▶ _STATED EXERCISE_
Every record must be repeated exactly, with no omission.

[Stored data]
┏━━
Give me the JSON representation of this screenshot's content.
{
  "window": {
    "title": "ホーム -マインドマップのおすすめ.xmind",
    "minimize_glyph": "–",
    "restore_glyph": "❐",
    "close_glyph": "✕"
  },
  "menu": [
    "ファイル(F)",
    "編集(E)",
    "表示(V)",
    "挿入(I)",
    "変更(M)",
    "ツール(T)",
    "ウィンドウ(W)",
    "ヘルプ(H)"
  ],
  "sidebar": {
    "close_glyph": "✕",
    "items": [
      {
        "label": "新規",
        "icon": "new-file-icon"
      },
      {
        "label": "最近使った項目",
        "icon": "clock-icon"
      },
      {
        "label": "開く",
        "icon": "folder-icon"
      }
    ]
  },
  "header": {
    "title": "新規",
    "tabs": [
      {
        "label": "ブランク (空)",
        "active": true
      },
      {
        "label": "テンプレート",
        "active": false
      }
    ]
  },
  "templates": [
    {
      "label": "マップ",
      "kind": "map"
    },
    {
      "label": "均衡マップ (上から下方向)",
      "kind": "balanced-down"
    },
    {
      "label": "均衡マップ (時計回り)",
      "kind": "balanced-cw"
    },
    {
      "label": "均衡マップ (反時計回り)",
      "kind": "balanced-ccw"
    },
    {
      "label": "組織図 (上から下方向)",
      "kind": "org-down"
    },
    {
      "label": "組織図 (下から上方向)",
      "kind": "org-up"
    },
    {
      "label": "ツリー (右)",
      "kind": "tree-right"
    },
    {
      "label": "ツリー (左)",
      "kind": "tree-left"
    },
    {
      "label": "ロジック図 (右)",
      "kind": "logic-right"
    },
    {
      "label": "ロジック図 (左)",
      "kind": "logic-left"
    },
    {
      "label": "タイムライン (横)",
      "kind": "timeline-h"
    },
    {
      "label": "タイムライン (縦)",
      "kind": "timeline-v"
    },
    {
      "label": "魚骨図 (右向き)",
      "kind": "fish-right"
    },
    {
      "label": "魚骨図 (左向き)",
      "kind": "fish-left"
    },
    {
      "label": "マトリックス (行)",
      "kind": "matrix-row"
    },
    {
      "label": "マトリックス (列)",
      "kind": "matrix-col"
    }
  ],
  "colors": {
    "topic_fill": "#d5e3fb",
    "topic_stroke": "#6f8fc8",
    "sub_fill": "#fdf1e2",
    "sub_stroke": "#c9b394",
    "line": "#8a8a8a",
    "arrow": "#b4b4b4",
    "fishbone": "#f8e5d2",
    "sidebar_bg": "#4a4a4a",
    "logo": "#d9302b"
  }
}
┗━━
▶ _WRITTEN RESPONSE_
Give me the JSON representation of this screenshot's content.
{
  "window": {
    "title": "ホーム -マインドマップのおすすめ.xmind",
    "minimize_glyph": "–",
    "restore_glyph": "❐",
    "close_glyph": "✕"
  },
  "menu": [
    "ファイル(F)",
    "編集(E)",
    "表示(V)",
    "挿入(I)",
    "変更(M)",
    "ツール(T)",
    "ウィンドウ(W)",
    "ヘルプ(H)"
  ],
  "sidebar": {
    "close_glyph": "✕",
    "items": [
      {
        "label": "新規",
        "icon": "new-file-icon"
      },
      {
        "label": "最近使った項目",
        "icon": "clock-icon"
      },
      {
        "label": "開く",
        "icon": "folder-icon"
      }
    ]
  },
  "header": {
    "title": "新規",
    "tabs": [
      {
        "label": "ブランク (空)",
        "active": true
      },
      {
        "label": "テンプレート",
        "active": false
      }
    ]
  },
  "templates": [
    {
      "label": "マップ",
      "kind": "map"
    },
    {
      "label": "均衡マップ (上から下方向)",
      "kind": "balanced-down"
    },
    {
      "label": "均衡マップ (時計回り)",
      "kind": "balanced-cw"
    },
    {
      "label": "均衡マップ (反時計回り)",
      "kind": "balanced-ccw"
    },
    {
      "label": "組織図 (上から下方向)",
      "kind": "org-down"
    },
    {
      "label": "組織図 (下から上方向)",
      "kind": "org-up"
    },
    {
      "label": "ツリー (右)",
      "kind": "tree-right"
    },
    {
      "label": "ツリー (左)",
      "kind": "tree-left"
    },
    {
      "label": "ロジック図 (右)",
      "kind": "logic-right"
    },
    {
      "label": "ロジック図 (左)",
      "kind": "logic-left"
    },
    {
      "label": "タイムライン (横)",
      "kind": "timeline-h"
    },
    {
      "label": "タイムライン (縦)",
      "kind": "timeline-v"
    },
    {
      "label": "魚骨図 (右向き)",
      "kind": "fish-right"
    },
    {
      "label": "魚骨図 (左向き)",
      "kind": "fish-left"
    },
    {
      "label": "マトリックス (行)",
      "kind": "matrix-row"
    },
    {
      "label": "マトリックス (列)",
      "kind": "matrix-col"
    }
  ],
  "colors": {
    "topic_fill": "#d5e3fb",
    "topic_stroke": "#6f8fc8",
    "sub_fill": "#fdf1e2",
    "sub_stroke": "#c9b394",
    "line": "#8a8a8a",
    "arrow": "#b4b4b4",
    "fishbone": "#f8e5d2",
    "sidebar_bg": "#4a4a4a",
    "logo": "#d9302b"
  }
}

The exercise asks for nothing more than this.